Entries from a dataset:

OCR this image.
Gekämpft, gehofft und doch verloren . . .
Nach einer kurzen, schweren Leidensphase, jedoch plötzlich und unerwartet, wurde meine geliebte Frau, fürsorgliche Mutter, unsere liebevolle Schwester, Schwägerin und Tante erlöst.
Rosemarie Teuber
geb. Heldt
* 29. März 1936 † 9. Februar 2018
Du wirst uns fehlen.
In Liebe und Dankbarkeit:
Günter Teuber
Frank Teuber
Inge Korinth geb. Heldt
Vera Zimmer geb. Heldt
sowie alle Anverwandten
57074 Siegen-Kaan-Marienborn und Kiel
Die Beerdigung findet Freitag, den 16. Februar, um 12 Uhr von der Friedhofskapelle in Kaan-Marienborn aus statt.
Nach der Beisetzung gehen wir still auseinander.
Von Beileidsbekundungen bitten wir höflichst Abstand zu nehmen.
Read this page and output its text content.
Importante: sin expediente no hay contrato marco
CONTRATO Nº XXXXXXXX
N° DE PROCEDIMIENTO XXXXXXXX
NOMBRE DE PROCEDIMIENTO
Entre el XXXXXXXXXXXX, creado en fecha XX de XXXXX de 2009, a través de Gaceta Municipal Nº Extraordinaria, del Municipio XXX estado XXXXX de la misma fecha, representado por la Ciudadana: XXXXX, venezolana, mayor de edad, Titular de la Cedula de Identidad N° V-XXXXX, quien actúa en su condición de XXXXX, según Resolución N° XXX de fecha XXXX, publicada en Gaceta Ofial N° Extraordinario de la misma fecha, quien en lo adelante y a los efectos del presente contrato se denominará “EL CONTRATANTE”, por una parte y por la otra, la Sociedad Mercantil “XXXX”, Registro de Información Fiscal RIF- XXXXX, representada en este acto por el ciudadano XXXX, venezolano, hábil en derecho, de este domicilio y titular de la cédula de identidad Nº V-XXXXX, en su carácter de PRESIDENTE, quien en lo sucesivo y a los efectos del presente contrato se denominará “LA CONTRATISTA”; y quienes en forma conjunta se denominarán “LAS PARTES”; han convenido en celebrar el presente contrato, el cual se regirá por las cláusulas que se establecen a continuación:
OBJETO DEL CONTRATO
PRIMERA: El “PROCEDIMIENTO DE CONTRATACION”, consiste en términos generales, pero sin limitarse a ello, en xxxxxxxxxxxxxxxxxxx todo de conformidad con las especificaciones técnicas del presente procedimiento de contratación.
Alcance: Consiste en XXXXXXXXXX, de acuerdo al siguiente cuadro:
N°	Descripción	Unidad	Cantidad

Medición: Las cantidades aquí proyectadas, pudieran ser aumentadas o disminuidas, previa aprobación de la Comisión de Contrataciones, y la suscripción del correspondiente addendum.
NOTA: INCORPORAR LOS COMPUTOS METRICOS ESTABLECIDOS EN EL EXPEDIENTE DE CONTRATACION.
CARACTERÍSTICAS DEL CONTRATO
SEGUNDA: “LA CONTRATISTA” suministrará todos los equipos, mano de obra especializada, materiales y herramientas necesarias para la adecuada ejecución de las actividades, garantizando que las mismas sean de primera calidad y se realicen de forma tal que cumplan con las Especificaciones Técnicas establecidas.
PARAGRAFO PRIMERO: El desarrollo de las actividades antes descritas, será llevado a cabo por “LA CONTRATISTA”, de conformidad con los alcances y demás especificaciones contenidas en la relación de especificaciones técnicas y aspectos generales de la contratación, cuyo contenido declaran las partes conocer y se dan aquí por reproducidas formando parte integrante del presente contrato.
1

WORK TO COMPLETE
Looking at the entries above, how many lines contain the word "Nach"? Answer with the number alone.

THE REPLY
2